*** Supplied material

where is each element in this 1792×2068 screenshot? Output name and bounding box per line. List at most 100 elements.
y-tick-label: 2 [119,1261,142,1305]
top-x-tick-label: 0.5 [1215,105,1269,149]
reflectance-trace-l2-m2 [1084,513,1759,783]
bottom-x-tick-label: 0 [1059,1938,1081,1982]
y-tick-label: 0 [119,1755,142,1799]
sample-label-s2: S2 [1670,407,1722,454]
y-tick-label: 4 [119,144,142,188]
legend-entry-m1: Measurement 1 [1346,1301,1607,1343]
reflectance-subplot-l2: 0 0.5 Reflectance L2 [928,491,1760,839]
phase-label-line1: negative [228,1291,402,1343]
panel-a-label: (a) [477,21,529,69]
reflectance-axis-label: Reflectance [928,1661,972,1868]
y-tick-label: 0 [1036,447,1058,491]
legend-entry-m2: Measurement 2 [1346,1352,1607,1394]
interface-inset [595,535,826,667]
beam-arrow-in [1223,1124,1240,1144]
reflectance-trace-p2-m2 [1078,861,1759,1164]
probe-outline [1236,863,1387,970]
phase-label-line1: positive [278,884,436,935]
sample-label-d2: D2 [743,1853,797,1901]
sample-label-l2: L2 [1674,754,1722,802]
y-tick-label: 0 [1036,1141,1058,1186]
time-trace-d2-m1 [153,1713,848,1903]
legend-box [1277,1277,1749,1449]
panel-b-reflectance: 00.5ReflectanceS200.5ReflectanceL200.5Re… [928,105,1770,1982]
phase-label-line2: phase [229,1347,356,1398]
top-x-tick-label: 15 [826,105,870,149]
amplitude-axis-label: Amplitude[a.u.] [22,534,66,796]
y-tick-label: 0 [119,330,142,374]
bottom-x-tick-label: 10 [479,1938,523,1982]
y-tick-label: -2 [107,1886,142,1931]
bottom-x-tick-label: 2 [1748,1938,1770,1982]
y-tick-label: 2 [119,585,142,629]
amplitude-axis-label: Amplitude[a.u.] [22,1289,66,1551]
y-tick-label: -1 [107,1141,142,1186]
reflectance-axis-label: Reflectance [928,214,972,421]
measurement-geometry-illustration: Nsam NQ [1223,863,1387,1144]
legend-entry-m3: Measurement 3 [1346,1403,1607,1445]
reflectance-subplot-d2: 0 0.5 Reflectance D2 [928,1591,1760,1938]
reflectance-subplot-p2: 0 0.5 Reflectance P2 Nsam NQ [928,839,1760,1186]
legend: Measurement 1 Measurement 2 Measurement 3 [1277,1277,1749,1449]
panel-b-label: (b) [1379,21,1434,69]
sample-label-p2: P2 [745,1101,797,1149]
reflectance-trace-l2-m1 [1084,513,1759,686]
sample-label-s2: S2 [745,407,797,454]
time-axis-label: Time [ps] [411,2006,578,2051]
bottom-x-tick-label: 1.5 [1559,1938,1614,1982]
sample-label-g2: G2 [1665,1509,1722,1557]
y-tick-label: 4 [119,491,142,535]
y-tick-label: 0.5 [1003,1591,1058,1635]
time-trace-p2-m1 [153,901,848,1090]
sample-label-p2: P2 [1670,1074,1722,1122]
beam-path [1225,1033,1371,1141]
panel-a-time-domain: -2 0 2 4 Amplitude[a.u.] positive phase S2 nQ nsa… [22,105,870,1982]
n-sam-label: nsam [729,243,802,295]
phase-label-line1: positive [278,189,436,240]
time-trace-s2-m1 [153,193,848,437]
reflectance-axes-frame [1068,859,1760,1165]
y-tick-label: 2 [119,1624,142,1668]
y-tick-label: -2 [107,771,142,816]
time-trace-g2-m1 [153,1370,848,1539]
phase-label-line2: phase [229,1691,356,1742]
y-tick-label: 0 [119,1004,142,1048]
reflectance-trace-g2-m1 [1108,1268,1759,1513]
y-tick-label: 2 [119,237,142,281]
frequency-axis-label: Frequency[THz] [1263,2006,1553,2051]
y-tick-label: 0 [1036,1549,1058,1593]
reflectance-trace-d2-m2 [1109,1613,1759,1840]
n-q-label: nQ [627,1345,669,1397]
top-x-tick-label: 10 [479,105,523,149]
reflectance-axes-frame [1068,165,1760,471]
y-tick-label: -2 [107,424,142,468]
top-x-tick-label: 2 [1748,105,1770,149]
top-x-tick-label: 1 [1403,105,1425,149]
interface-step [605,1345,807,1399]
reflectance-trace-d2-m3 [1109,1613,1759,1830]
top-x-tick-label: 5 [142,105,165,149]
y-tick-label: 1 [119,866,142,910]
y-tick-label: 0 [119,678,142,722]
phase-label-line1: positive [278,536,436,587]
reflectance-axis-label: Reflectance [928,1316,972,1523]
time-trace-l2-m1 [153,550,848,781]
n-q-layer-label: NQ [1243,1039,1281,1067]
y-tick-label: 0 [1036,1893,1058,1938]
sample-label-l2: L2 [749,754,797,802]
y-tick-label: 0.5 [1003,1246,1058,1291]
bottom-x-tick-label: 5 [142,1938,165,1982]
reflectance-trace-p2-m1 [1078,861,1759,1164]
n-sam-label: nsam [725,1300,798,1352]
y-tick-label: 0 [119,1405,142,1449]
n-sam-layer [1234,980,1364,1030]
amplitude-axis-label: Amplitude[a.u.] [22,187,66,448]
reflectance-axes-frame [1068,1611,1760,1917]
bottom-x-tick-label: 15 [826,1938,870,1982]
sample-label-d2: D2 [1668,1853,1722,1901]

******

Output as a JSON list of strings the lines of the material, one string per line with blank lines omitted, beginning with the first line and continuing through the line containing "legend-box [1277,1277,1749,1449]".

Output of the task —
[
  "where is each element in this 1792×2068 screenshot? Output name and bounding box per line. List at most 100 elements.",
  "y-tick-label: 2 [119,1261,142,1305]",
  "top-x-tick-label: 0.5 [1215,105,1269,149]",
  "reflectance-trace-l2-m2 [1084,513,1759,783]",
  "bottom-x-tick-label: 0 [1059,1938,1081,1982]",
  "y-tick-label: 0 [119,1755,142,1799]",
  "sample-label-s2: S2 [1670,407,1722,454]",
  "y-tick-label: 4 [119,144,142,188]",
  "legend-entry-m1: Measurement 1 [1346,1301,1607,1343]",
  "reflectance-subplot-l2: 0 0.5 Reflectance L2 [928,491,1760,839]",
  "phase-label-line1: negative [228,1291,402,1343]",
  "panel-a-label: (a) [477,21,529,69]",
  "reflectance-axis-label: Reflectance [928,1661,972,1868]",
  "y-tick-label: 0 [1036,447,1058,491]",
  "legend-entry-m2: Measurement 2 [1346,1352,1607,1394]",
  "interface-inset [595,535,826,667]",
  "beam-arrow-in [1223,1124,1240,1144]",
  "reflectance-trace-p2-m2 [1078,861,1759,1164]",
  "probe-outline [1236,863,1387,970]",
  "phase-label-line1: positive [278,884,436,935]",
  "sample-label-d2: D2 [743,1853,797,1901]",
  "sample-label-l2: L2 [1674,754,1722,802]",
  "y-tick-label: 0 [1036,1141,1058,1186]",
  "time-trace-d2-m1 [153,1713,848,1903]",
  "legend-box [1277,1277,1749,1449]"
]